To be done:
Below are records to repeat exactly. Omit the pictures from the copy.

Input data:

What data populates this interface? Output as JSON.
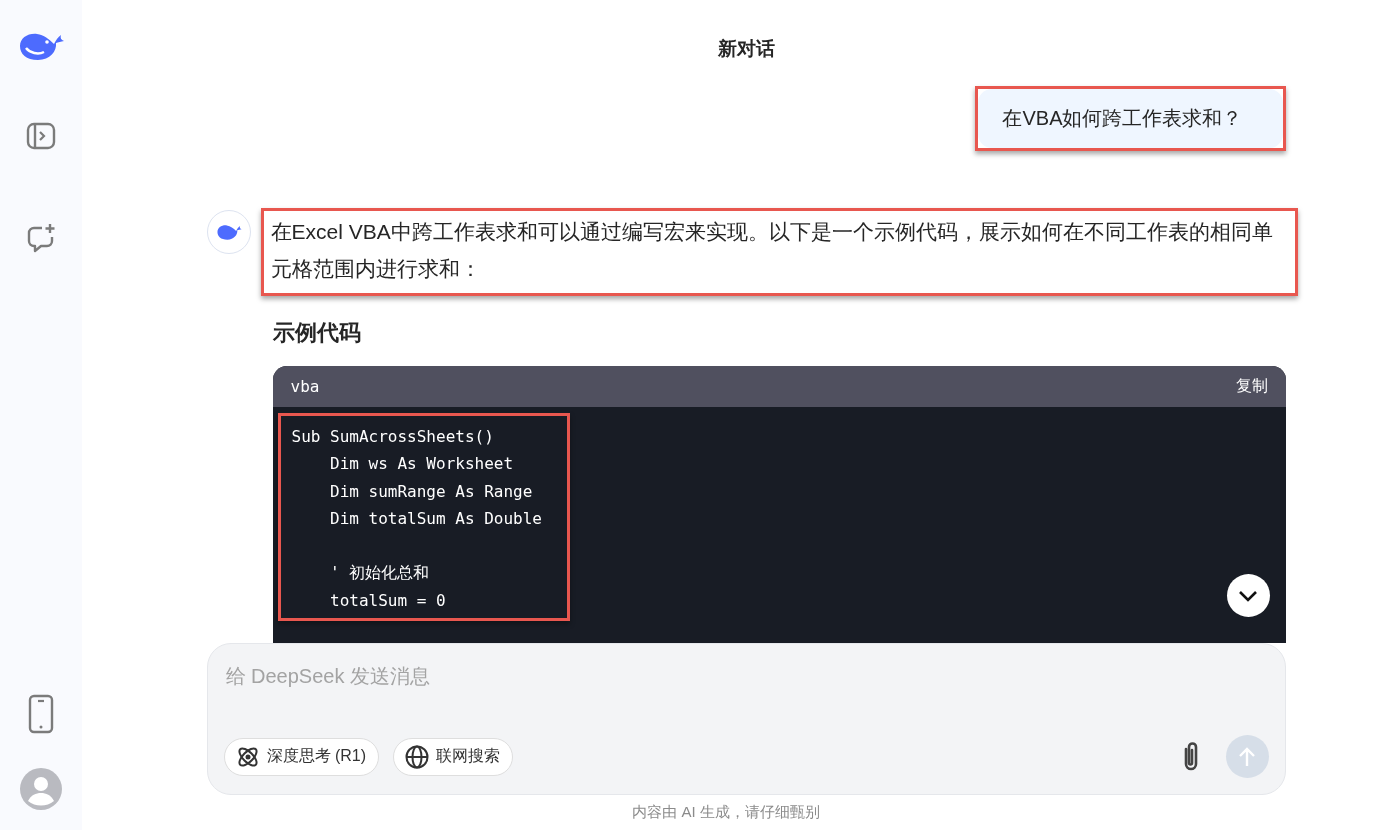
{
  "header": {
    "title": "新对话"
  },
  "user_message": {
    "text": "在VBA如何跨工作表求和？",
    "highlighted": true
  },
  "reply": {
    "paragraph": "在Excel VBA中跨工作表求和可以通过编写宏来实现。以下是一个示例代码，展示如何在不同工作表的相同单元格范围内进行求和：",
    "paragraph_highlighted": true,
    "heading": "示例代码",
    "code": {
      "language": "vba",
      "copy_label": "复制",
      "highlighted": true,
      "blocks": [
        {
          "lines": [
            "Sub SumAcrossSheets()",
            "    Dim ws As Worksheet",
            "    Dim sumRange As Range",
            "    Dim totalSum As Double"
          ]
        },
        {
          "lines": [
            "    ' 初始化总和",
            "    totalSum = 0"
          ]
        }
      ]
    }
  },
  "composer": {
    "placeholder": "给 DeepSeek 发送消息",
    "send_disabled": true,
    "toggles": [
      {
        "kind": "deep-think",
        "label": "深度思考 (R1)",
        "selected": false
      },
      {
        "kind": "web-search",
        "label": "联网搜索",
        "selected": false
      }
    ]
  },
  "disclaimer": "内容由 AI 生成，请仔细甄别"
}
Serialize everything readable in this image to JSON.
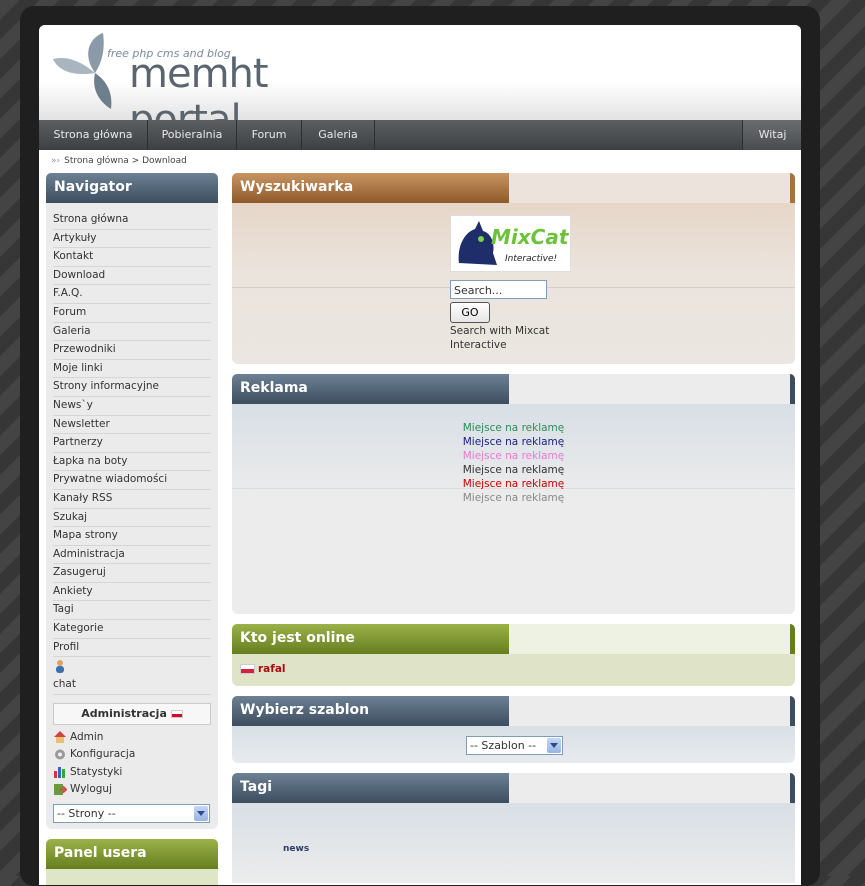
{
  "brand": {
    "tagline": "free php cms and blog",
    "title": "memht portal"
  },
  "topnav": {
    "items": [
      "Strona główna",
      "Pobieralnia",
      "Forum",
      "Galeria"
    ],
    "right": "Witaj"
  },
  "breadcrumb": {
    "home": "Strona główna",
    "sep": ">",
    "current": "Download"
  },
  "navigator": {
    "title": "Navigator",
    "links": [
      "Strona główna",
      "Artykuły",
      "Kontakt",
      "Download",
      "F.A.Q.",
      "Forum",
      "Galeria",
      "Przewodniki",
      "Moje linki",
      "Strony informacyjne",
      "News`y",
      "Newsletter",
      "Partnerzy",
      "Łapka na boty",
      "Prywatne wiadomości",
      "Kanały RSS",
      "Szukaj",
      "Mapa strony",
      "Administracja",
      "Zasugeruj",
      "Ankiety",
      "Tagi",
      "Kategorie",
      "Profil"
    ],
    "chat": "chat",
    "admin_title": "Administracja",
    "admin_items": [
      "Admin",
      "Konfiguracja",
      "Statystyki",
      "Wyloguj"
    ],
    "select_value": "-- Strony --"
  },
  "panel_user": {
    "title": "Panel usera"
  },
  "search_box": {
    "title": "Wyszukiwarka",
    "logo_text": "MixCat",
    "logo_sub": "Interactive!",
    "input_value": "Search...",
    "button": "GO",
    "caption_line1": "Search with Mixcat",
    "caption_line2": "Interactive"
  },
  "ads": {
    "title": "Reklama",
    "lines": [
      {
        "text": "Miejsce na reklamę",
        "color": "#2e8b57"
      },
      {
        "text": "Miejsce na reklamę",
        "color": "#1a237e"
      },
      {
        "text": "Miejsce na reklamę",
        "color": "#e87ad0"
      },
      {
        "text": "Miejsce na reklamę",
        "color": "#333333"
      },
      {
        "text": "Miejsce na reklamę",
        "color": "#cc0000"
      },
      {
        "text": "Miejsce na reklamę",
        "color": "#888888"
      }
    ]
  },
  "online": {
    "title": "Kto jest online",
    "user": "rafal"
  },
  "theme": {
    "title": "Wybierz szablon",
    "select_value": "-- Szablon --"
  },
  "tags": {
    "title": "Tagi",
    "items": [
      "news"
    ]
  }
}
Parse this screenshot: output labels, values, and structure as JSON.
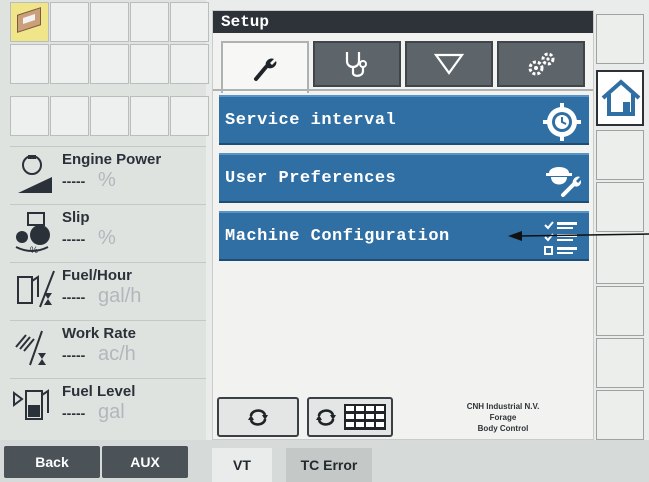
{
  "setup": {
    "title": "Setup",
    "tabs": [
      {
        "icon": "wrench-icon",
        "active": true
      },
      {
        "icon": "stethoscope-icon",
        "active": false
      },
      {
        "icon": "triangle-down-icon",
        "active": false
      },
      {
        "icon": "gears-icon",
        "active": false
      }
    ],
    "menu": [
      {
        "label": "Service interval",
        "icon": "service-clock-gear-icon"
      },
      {
        "label": "User Preferences",
        "icon": "user-wrench-icon"
      },
      {
        "label": "Machine Configuration",
        "icon": "checklist-icon"
      }
    ],
    "footer": {
      "brand_line1": "CNH Industrial N.V.",
      "brand_line2": "Forage",
      "brand_line3": "Body Control"
    }
  },
  "gauges": [
    {
      "title": "Engine Power",
      "value": "-----",
      "unit": "%",
      "icon": "engine-power-icon"
    },
    {
      "title": "Slip",
      "value": "-----",
      "unit": "%",
      "icon": "tractor-slip-icon"
    },
    {
      "title": "Fuel/Hour",
      "value": "-----",
      "unit": "gal/h",
      "icon": "fuel-hour-icon"
    },
    {
      "title": "Work Rate",
      "value": "-----",
      "unit": "ac/h",
      "icon": "work-rate-icon"
    },
    {
      "title": "Fuel Level",
      "value": "-----",
      "unit": "gal",
      "icon": "fuel-level-icon"
    }
  ],
  "bottom": {
    "back": "Back",
    "aux": "AUX",
    "vt": "VT",
    "tc_error": "TC Error"
  },
  "colors": {
    "menu_blue": "#2f6fa4",
    "title_bar": "#2d3339",
    "tab_dark": "#5d646a"
  }
}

Completed exercise:
What data populates this interface? Output as JSON.
{
  "header": {
    "title": "新对话"
  },
  "user_message": {
    "text": "在VBA如何跨工作表求和？",
    "highlighted": true
  },
  "reply": {
    "paragraph": "在Excel VBA中跨工作表求和可以通过编写宏来实现。以下是一个示例代码，展示如何在不同工作表的相同单元格范围内进行求和：",
    "paragraph_highlighted": true,
    "heading": "示例代码",
    "code": {
      "language": "vba",
      "copy_label": "复制",
      "highlighted": true,
      "blocks": [
        {
          "lines": [
            "Sub SumAcrossSheets()",
            "    Dim ws As Worksheet",
            "    Dim sumRange As Range",
            "    Dim totalSum As Double"
          ]
        },
        {
          "lines": [
            "    ' 初始化总和",
            "    totalSum = 0"
          ]
        }
      ]
    }
  },
  "composer": {
    "placeholder": "给 DeepSeek 发送消息",
    "send_disabled": true,
    "toggles": [
      {
        "kind": "deep-think",
        "label": "深度思考 (R1)",
        "selected": false
      },
      {
        "kind": "web-search",
        "label": "联网搜索",
        "selected": false
      }
    ]
  },
  "disclaimer": "内容由 AI 生成，请仔细甄别"
}
Serialize everything readable in this image to JSON.
{
  "brand": {
    "tagline": "free php cms and blog",
    "title": "memht portal"
  },
  "topnav": {
    "items": [
      "Strona główna",
      "Pobieralnia",
      "Forum",
      "Galeria"
    ],
    "right": "Witaj"
  },
  "breadcrumb": {
    "home": "Strona główna",
    "sep": ">",
    "current": "Download"
  },
  "navigator": {
    "title": "Navigator",
    "links": [
      "Strona główna",
      "Artykuły",
      "Kontakt",
      "Download",
      "F.A.Q.",
      "Forum",
      "Galeria",
      "Przewodniki",
      "Moje linki",
      "Strony informacyjne",
      "News`y",
      "Newsletter",
      "Partnerzy",
      "Łapka na boty",
      "Prywatne wiadomości",
      "Kanały RSS",
      "Szukaj",
      "Mapa strony",
      "Administracja",
      "Zasugeruj",
      "Ankiety",
      "Tagi",
      "Kategorie",
      "Profil"
    ],
    "chat": "chat",
    "admin_title": "Administracja",
    "admin_items": [
      "Admin",
      "Konfiguracja",
      "Statystyki",
      "Wyloguj"
    ],
    "select_value": "-- Strony --"
  },
  "panel_user": {
    "title": "Panel usera"
  },
  "search_box": {
    "title": "Wyszukiwarka",
    "logo_text": "MixCat",
    "logo_sub": "Interactive!",
    "input_value": "Search...",
    "button": "GO",
    "caption_line1": "Search with Mixcat",
    "caption_line2": "Interactive"
  },
  "ads": {
    "title": "Reklama",
    "lines": [
      {
        "text": "Miejsce na reklamę",
        "color": "#2e8b57"
      },
      {
        "text": "Miejsce na reklamę",
        "color": "#1a237e"
      },
      {
        "text": "Miejsce na reklamę",
        "color": "#e87ad0"
      },
      {
        "text": "Miejsce na reklamę",
        "color": "#333333"
      },
      {
        "text": "Miejsce na reklamę",
        "color": "#cc0000"
      },
      {
        "text": "Miejsce na reklamę",
        "color": "#888888"
      }
    ]
  },
  "online": {
    "title": "Kto jest online",
    "user": "rafal"
  },
  "theme": {
    "title": "Wybierz szablon",
    "select_value": "-- Szablon --"
  },
  "tags": {
    "title": "Tagi",
    "items": [
      "news"
    ]
  }
}
Parse this screenshot: output labels, values, and structure as JSON.
{
  "setup": {
    "title": "Setup",
    "tabs": [
      {
        "icon": "wrench-icon",
        "active": true
      },
      {
        "icon": "stethoscope-icon",
        "active": false
      },
      {
        "icon": "triangle-down-icon",
        "active": false
      },
      {
        "icon": "gears-icon",
        "active": false
      }
    ],
    "menu": [
      {
        "label": "Service interval",
        "icon": "service-clock-gear-icon"
      },
      {
        "label": "User Preferences",
        "icon": "user-wrench-icon"
      },
      {
        "label": "Machine Configuration",
        "icon": "checklist-icon"
      }
    ],
    "footer": {
      "brand_line1": "CNH Industrial N.V.",
      "brand_line2": "Forage",
      "brand_line3": "Body Control"
    }
  },
  "gauges": [
    {
      "title": "Engine Power",
      "value": "-----",
      "unit": "%",
      "icon": "engine-power-icon"
    },
    {
      "title": "Slip",
      "value": "-----",
      "unit": "%",
      "icon": "tractor-slip-icon"
    },
    {
      "title": "Fuel/Hour",
      "value": "-----",
      "unit": "gal/h",
      "icon": "fuel-hour-icon"
    },
    {
      "title": "Work Rate",
      "value": "-----",
      "unit": "ac/h",
      "icon": "work-rate-icon"
    },
    {
      "title": "Fuel Level",
      "value": "-----",
      "unit": "gal",
      "icon": "fuel-level-icon"
    }
  ],
  "bottom": {
    "back": "Back",
    "aux": "AUX",
    "vt": "VT",
    "tc_error": "TC Error"
  },
  "colors": {
    "menu_blue": "#2f6fa4",
    "title_bar": "#2d3339",
    "tab_dark": "#5d646a"
  }
}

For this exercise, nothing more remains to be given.